(Data records)
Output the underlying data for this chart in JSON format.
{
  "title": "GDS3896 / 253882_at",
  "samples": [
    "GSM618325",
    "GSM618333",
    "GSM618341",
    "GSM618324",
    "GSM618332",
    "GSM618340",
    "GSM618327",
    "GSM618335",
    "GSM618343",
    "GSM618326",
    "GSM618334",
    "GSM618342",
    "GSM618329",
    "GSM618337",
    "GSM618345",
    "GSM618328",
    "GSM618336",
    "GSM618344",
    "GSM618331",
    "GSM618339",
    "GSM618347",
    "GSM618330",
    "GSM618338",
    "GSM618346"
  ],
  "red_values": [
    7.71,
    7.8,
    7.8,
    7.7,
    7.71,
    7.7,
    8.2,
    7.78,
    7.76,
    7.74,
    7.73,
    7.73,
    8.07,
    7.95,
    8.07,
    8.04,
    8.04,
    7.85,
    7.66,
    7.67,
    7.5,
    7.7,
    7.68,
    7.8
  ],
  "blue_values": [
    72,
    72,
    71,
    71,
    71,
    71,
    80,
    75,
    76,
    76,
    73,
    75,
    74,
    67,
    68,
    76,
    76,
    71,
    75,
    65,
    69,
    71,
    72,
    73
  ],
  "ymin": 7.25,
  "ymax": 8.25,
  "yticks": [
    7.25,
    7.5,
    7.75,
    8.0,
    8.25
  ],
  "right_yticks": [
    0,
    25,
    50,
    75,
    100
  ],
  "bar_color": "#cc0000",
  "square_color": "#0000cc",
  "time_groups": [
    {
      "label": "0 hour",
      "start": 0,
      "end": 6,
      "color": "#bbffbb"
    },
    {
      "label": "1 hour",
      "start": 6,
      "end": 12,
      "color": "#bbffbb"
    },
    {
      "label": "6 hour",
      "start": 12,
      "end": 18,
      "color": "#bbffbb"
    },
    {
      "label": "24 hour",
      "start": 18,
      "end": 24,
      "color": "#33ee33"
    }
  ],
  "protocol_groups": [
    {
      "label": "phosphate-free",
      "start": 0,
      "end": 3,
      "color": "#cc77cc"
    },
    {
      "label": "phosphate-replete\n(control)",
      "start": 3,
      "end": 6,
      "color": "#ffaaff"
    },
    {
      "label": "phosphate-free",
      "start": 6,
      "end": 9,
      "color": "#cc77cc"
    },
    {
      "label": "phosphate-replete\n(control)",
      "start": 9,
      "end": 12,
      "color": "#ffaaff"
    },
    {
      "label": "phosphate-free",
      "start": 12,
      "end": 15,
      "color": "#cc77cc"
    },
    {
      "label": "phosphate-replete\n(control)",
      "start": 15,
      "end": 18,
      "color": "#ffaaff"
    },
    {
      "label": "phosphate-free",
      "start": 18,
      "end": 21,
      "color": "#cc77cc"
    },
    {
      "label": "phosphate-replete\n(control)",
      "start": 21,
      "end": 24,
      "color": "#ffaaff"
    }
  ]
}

## AIM OF THE EXERCISE
Repeat the records above exactly, leaving none out.

## EXPECTED ANSWER
Output the underlying data for this chart in JSON format.
{
  "title": "GDS3896 / 253882_at",
  "samples": [
    "GSM618325",
    "GSM618333",
    "GSM618341",
    "GSM618324",
    "GSM618332",
    "GSM618340",
    "GSM618327",
    "GSM618335",
    "GSM618343",
    "GSM618326",
    "GSM618334",
    "GSM618342",
    "GSM618329",
    "GSM618337",
    "GSM618345",
    "GSM618328",
    "GSM618336",
    "GSM618344",
    "GSM618331",
    "GSM618339",
    "GSM618347",
    "GSM618330",
    "GSM618338",
    "GSM618346"
  ],
  "red_values": [
    7.71,
    7.8,
    7.8,
    7.7,
    7.71,
    7.7,
    8.2,
    7.78,
    7.76,
    7.74,
    7.73,
    7.73,
    8.07,
    7.95,
    8.07,
    8.04,
    8.04,
    7.85,
    7.66,
    7.67,
    7.5,
    7.7,
    7.68,
    7.8
  ],
  "blue_values": [
    72,
    72,
    71,
    71,
    71,
    71,
    80,
    75,
    76,
    76,
    73,
    75,
    74,
    67,
    68,
    76,
    76,
    71,
    75,
    65,
    69,
    71,
    72,
    73
  ],
  "ymin": 7.25,
  "ymax": 8.25,
  "yticks": [
    7.25,
    7.5,
    7.75,
    8.0,
    8.25
  ],
  "right_yticks": [
    0,
    25,
    50,
    75,
    100
  ],
  "bar_color": "#cc0000",
  "square_color": "#0000cc",
  "time_groups": [
    {
      "label": "0 hour",
      "start": 0,
      "end": 6,
      "color": "#bbffbb"
    },
    {
      "label": "1 hour",
      "start": 6,
      "end": 12,
      "color": "#bbffbb"
    },
    {
      "label": "6 hour",
      "start": 12,
      "end": 18,
      "color": "#bbffbb"
    },
    {
      "label": "24 hour",
      "start": 18,
      "end": 24,
      "color": "#33ee33"
    }
  ],
  "protocol_groups": [
    {
      "label": "phosphate-free",
      "start": 0,
      "end": 3,
      "color": "#cc77cc"
    },
    {
      "label": "phosphate-replete\n(control)",
      "start": 3,
      "end": 6,
      "color": "#ffaaff"
    },
    {
      "label": "phosphate-free",
      "start": 6,
      "end": 9,
      "color": "#cc77cc"
    },
    {
      "label": "phosphate-replete\n(control)",
      "start": 9,
      "end": 12,
      "color": "#ffaaff"
    },
    {
      "label": "phosphate-free",
      "start": 12,
      "end": 15,
      "color": "#cc77cc"
    },
    {
      "label": "phosphate-replete\n(control)",
      "start": 15,
      "end": 18,
      "color": "#ffaaff"
    },
    {
      "label": "phosphate-free",
      "start": 18,
      "end": 21,
      "color": "#cc77cc"
    },
    {
      "label": "phosphate-replete\n(control)",
      "start": 21,
      "end": 24,
      "color": "#ffaaff"
    }
  ]
}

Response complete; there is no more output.